━━━ SOURCE RECORDS ━━━

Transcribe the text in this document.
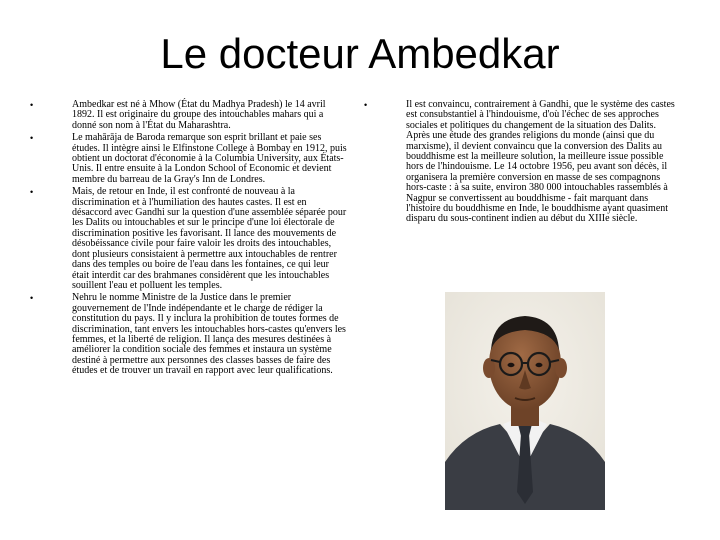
Le docteur Ambedkar
•	Ambedkar est né à Mhow (État du Madhya Pradesh) le 14 avril 1892. Il est originaire du groupe des intouchables mahars qui a donné son nom à l'État du Maharashtra.
•	Le mahārāja de Baroda remarque son esprit brillant et paie ses études. Il intègre ainsi le Elfinstone College à Bombay en 1912, puis obtient un doctorat d'économie à la Columbia University, aux États-Unis. Il entre ensuite à la London School of Economic et devient membre du barreau de la Gray's Inn de Londres.
•	Mais, de retour en Inde, il est confronté de nouveau à la discrimination et à l'humiliation des hautes castes. Il est en désaccord avec Gandhi sur la question d'une assemblée séparée pour les Dalits ou intouchables et sur le principe d'une loi électorale de discrimination positive les favorisant. Il lance des mouvements de désobéissance civile pour faire valoir les droits des intouchables, dont plusieurs consistaient à permettre aux intouchables de rentrer dans des temples ou boire de l'eau dans les fontaines, ce qui leur était interdit car des brahmanes considèrent que les intouchables souillent l'eau et polluent les temples.
•	Nehru le nomme Ministre de la Justice dans le premier gouvernement de l'Inde indépendante et le charge de rédiger la constitution du pays. Il y inclura la prohibition de toutes formes de discrimination, tant envers les intouchables hors-castes qu'envers les femmes, et la liberté de religion. Il lança des mesures destinées à améliorer la condition sociale des femmes et instaura un système destiné à permettre aux personnes des classes basses de faire des études et de trouver un travail en rapport avec leur qualifications.
•	Il est convaincu, contrairement à Gandhi, que le système des castes est consubstantiel à l'hindouisme, d'où l'échec de ses approches sociales et politiques du changement de la situation des Dalits. Après une étude des grandes religions du monde (ainsi que du marxisme), il devient convaincu que la conversion des Dalits au bouddhisme est la meilleure solution, la meilleure issue possible hors de l'hindouisme. Le 14 octobre 1956, peu avant son décès, il organisera la première conversion en masse de ses compagnons hors-caste : à sa suite, environ 380 000 intouchables rassemblés à Nagpur se convertissent au bouddhisme - fait marquant dans l'histoire du bouddhisme en Inde, le bouddhisme ayant quasiment disparu du sous-continent indien au début du XIIIe siècle.
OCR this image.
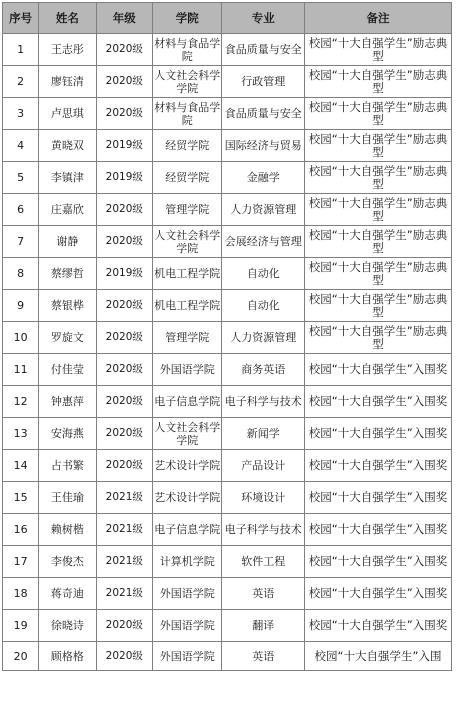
序号	姓名	年级	学院	专业	备注
1	王志彤	2020级	材料与食品学院	食品质量与安全	校园“十大自强学生”励志典型
2	廖钰清	2020级	人文社会科学学院	行政管理	校园“十大自强学生”励志典型
3	卢思琪	2020级	材料与食品学院	食品质量与安全	校园“十大自强学生”励志典型
4	黄晓双	2019级	经贸学院	国际经济与贸易	校园“十大自强学生”励志典型
5	李镇津	2019级	经贸学院	金融学	校园“十大自强学生”励志典型
6	庄嘉欣	2020级	管理学院	人力资源管理	校园“十大自强学生”励志典型
7	谢静	2020级	人文社会科学学院	会展经济与管理	校园“十大自强学生”励志典型
8	蔡缪哲	2019级	机电工程学院	自动化	校园“十大自强学生”励志典型
9	蔡银桦	2020级	机电工程学院	自动化	校园“十大自强学生”励志典型
10	罗旋文	2020级	管理学院	人力资源管理	校园“十大自强学生”励志典型
11	付佳莹	2020级	外国语学院	商务英语	校园“十大自强学生”入围奖
12	钟惠萍	2020级	电子信息学院	电子科学与技术	校园“十大自强学生”入围奖
13	安海燕	2020级	人文社会科学学院	新闻学	校园“十大自强学生”入围奖
14	占书繁	2020级	艺术设计学院	产品设计	校园“十大自强学生”入围奖
15	王佳瑜	2021级	艺术设计学院	环境设计	校园“十大自强学生”入围奖
16	赖树楷	2021级	电子信息学院	电子科学与技术	校园“十大自强学生”入围奖
17	李俊杰	2021级	计算机学院	软件工程	校园“十大自强学生”入围奖
18	蒋奇迪	2021级	外国语学院	英语	校园“十大自强学生”入围奖
19	徐晓诗	2020级	外国语学院	翻译	校园“十大自强学生”入围奖
20	顾格格	2020级	外国语学院	英语	校园“十大自强学生”入围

━━━

§ **WHAT THE TASK ASKS**
From the listing, copy each line containing the word "电子信息学院".

§ **OUTPUT FOR THIS EXERCISE**
12	钟惠萍	2020级	电子信息学院	电子科学与技术	校园“十大自强学生”入围奖
16	赖树楷	2021级	电子信息学院	电子科学与技术	校园“十大自强学生”入围奖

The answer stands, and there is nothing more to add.